Will you give the material below again, every line exactly as it is?

_Structured figure records_:
-=-=-=-=-
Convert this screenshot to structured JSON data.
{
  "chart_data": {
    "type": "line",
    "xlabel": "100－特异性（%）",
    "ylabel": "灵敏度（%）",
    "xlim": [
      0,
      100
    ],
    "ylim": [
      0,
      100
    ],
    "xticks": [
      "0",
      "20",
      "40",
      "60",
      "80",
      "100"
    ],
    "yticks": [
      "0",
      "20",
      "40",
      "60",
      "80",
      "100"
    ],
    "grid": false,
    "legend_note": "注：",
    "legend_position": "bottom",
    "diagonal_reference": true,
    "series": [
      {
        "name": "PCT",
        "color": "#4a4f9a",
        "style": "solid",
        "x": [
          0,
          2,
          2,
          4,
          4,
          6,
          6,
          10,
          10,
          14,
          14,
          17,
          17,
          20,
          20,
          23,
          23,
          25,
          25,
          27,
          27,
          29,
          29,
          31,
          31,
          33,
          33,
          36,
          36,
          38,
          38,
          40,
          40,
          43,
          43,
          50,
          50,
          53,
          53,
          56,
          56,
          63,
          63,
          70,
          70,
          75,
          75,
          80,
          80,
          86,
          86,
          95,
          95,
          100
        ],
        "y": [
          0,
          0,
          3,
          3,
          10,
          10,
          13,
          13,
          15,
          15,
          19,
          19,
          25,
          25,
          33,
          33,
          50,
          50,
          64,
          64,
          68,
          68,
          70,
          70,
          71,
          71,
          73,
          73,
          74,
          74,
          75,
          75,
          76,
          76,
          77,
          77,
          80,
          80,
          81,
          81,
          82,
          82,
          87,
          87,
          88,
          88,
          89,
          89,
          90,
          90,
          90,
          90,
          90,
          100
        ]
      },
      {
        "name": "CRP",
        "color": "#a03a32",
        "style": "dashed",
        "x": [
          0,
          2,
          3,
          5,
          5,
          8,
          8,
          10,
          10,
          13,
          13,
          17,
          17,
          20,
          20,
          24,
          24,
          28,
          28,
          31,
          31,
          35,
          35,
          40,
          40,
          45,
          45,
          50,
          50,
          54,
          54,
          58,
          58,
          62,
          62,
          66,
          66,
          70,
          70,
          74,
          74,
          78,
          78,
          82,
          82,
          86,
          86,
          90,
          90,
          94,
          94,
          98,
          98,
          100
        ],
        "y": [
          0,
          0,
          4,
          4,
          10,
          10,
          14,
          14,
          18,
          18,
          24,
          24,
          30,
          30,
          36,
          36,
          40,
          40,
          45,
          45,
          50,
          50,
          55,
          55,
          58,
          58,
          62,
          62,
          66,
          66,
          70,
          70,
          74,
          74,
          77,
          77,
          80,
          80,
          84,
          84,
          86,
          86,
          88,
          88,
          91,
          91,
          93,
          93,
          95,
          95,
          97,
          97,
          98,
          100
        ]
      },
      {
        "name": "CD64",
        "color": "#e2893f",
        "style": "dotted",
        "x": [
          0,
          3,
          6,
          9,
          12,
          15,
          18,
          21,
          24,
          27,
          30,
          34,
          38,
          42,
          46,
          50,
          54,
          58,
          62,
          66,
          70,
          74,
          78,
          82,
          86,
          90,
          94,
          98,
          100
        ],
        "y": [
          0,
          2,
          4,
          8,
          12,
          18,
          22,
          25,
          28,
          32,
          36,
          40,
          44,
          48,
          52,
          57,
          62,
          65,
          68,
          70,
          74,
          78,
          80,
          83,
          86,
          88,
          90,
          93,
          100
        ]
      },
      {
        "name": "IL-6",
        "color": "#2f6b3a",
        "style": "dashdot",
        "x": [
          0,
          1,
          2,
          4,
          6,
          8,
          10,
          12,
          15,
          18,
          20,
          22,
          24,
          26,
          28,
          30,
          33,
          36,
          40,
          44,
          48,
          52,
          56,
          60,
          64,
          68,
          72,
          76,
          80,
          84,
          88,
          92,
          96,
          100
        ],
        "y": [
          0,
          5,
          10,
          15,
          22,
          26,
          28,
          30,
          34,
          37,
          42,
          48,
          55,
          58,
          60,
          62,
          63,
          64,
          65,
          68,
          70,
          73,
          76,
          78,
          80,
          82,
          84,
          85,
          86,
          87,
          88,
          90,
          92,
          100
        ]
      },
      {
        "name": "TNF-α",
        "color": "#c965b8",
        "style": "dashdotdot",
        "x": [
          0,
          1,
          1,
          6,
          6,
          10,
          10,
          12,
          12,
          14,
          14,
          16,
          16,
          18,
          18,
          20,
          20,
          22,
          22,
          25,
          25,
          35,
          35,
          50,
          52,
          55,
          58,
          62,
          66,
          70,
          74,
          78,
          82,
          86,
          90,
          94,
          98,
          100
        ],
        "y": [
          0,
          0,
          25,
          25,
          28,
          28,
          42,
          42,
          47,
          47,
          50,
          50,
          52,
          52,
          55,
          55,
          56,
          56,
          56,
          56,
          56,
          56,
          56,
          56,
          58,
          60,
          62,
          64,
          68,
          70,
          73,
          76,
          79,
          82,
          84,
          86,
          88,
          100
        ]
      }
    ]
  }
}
-=-=-=-=-
_Response for this exercise_:
Convert this screenshot to structured JSON data.
{
  "chart_data": {
    "type": "line",
    "xlabel": "100－特异性（%）",
    "ylabel": "灵敏度（%）",
    "xlim": [
      0,
      100
    ],
    "ylim": [
      0,
      100
    ],
    "xticks": [
      "0",
      "20",
      "40",
      "60",
      "80",
      "100"
    ],
    "yticks": [
      "0",
      "20",
      "40",
      "60",
      "80",
      "100"
    ],
    "grid": false,
    "legend_note": "注：",
    "legend_position": "bottom",
    "diagonal_reference": true,
    "series": [
      {
        "name": "PCT",
        "color": "#4a4f9a",
        "style": "solid",
        "x": [
          0,
          2,
          2,
          4,
          4,
          6,
          6,
          10,
          10,
          14,
          14,
          17,
          17,
          20,
          20,
          23,
          23,
          25,
          25,
          27,
          27,
          29,
          29,
          31,
          31,
          33,
          33,
          36,
          36,
          38,
          38,
          40,
          40,
          43,
          43,
          50,
          50,
          53,
          53,
          56,
          56,
          63,
          63,
          70,
          70,
          75,
          75,
          80,
          80,
          86,
          86,
          95,
          95,
          100
        ],
        "y": [
          0,
          0,
          3,
          3,
          10,
          10,
          13,
          13,
          15,
          15,
          19,
          19,
          25,
          25,
          33,
          33,
          50,
          50,
          64,
          64,
          68,
          68,
          70,
          70,
          71,
          71,
          73,
          73,
          74,
          74,
          75,
          75,
          76,
          76,
          77,
          77,
          80,
          80,
          81,
          81,
          82,
          82,
          87,
          87,
          88,
          88,
          89,
          89,
          90,
          90,
          90,
          90,
          90,
          100
        ]
      },
      {
        "name": "CRP",
        "color": "#a03a32",
        "style": "dashed",
        "x": [
          0,
          2,
          3,
          5,
          5,
          8,
          8,
          10,
          10,
          13,
          13,
          17,
          17,
          20,
          20,
          24,
          24,
          28,
          28,
          31,
          31,
          35,
          35,
          40,
          40,
          45,
          45,
          50,
          50,
          54,
          54,
          58,
          58,
          62,
          62,
          66,
          66,
          70,
          70,
          74,
          74,
          78,
          78,
          82,
          82,
          86,
          86,
          90,
          90,
          94,
          94,
          98,
          98,
          100
        ],
        "y": [
          0,
          0,
          4,
          4,
          10,
          10,
          14,
          14,
          18,
          18,
          24,
          24,
          30,
          30,
          36,
          36,
          40,
          40,
          45,
          45,
          50,
          50,
          55,
          55,
          58,
          58,
          62,
          62,
          66,
          66,
          70,
          70,
          74,
          74,
          77,
          77,
          80,
          80,
          84,
          84,
          86,
          86,
          88,
          88,
          91,
          91,
          93,
          93,
          95,
          95,
          97,
          97,
          98,
          100
        ]
      },
      {
        "name": "CD64",
        "color": "#e2893f",
        "style": "dotted",
        "x": [
          0,
          3,
          6,
          9,
          12,
          15,
          18,
          21,
          24,
          27,
          30,
          34,
          38,
          42,
          46,
          50,
          54,
          58,
          62,
          66,
          70,
          74,
          78,
          82,
          86,
          90,
          94,
          98,
          100
        ],
        "y": [
          0,
          2,
          4,
          8,
          12,
          18,
          22,
          25,
          28,
          32,
          36,
          40,
          44,
          48,
          52,
          57,
          62,
          65,
          68,
          70,
          74,
          78,
          80,
          83,
          86,
          88,
          90,
          93,
          100
        ]
      },
      {
        "name": "IL-6",
        "color": "#2f6b3a",
        "style": "dashdot",
        "x": [
          0,
          1,
          2,
          4,
          6,
          8,
          10,
          12,
          15,
          18,
          20,
          22,
          24,
          26,
          28,
          30,
          33,
          36,
          40,
          44,
          48,
          52,
          56,
          60,
          64,
          68,
          72,
          76,
          80,
          84,
          88,
          92,
          96,
          100
        ],
        "y": [
          0,
          5,
          10,
          15,
          22,
          26,
          28,
          30,
          34,
          37,
          42,
          48,
          55,
          58,
          60,
          62,
          63,
          64,
          65,
          68,
          70,
          73,
          76,
          78,
          80,
          82,
          84,
          85,
          86,
          87,
          88,
          90,
          92,
          100
        ]
      },
      {
        "name": "TNF-α",
        "color": "#c965b8",
        "style": "dashdotdot",
        "x": [
          0,
          1,
          1,
          6,
          6,
          10,
          10,
          12,
          12,
          14,
          14,
          16,
          16,
          18,
          18,
          20,
          20,
          22,
          22,
          25,
          25,
          35,
          35,
          50,
          52,
          55,
          58,
          62,
          66,
          70,
          74,
          78,
          82,
          86,
          90,
          94,
          98,
          100
        ],
        "y": [
          0,
          0,
          25,
          25,
          28,
          28,
          42,
          42,
          47,
          47,
          50,
          50,
          52,
          52,
          55,
          55,
          56,
          56,
          56,
          56,
          56,
          56,
          56,
          56,
          58,
          60,
          62,
          64,
          68,
          70,
          73,
          76,
          79,
          82,
          84,
          86,
          88,
          100
        ]
      }
    ]
  }
}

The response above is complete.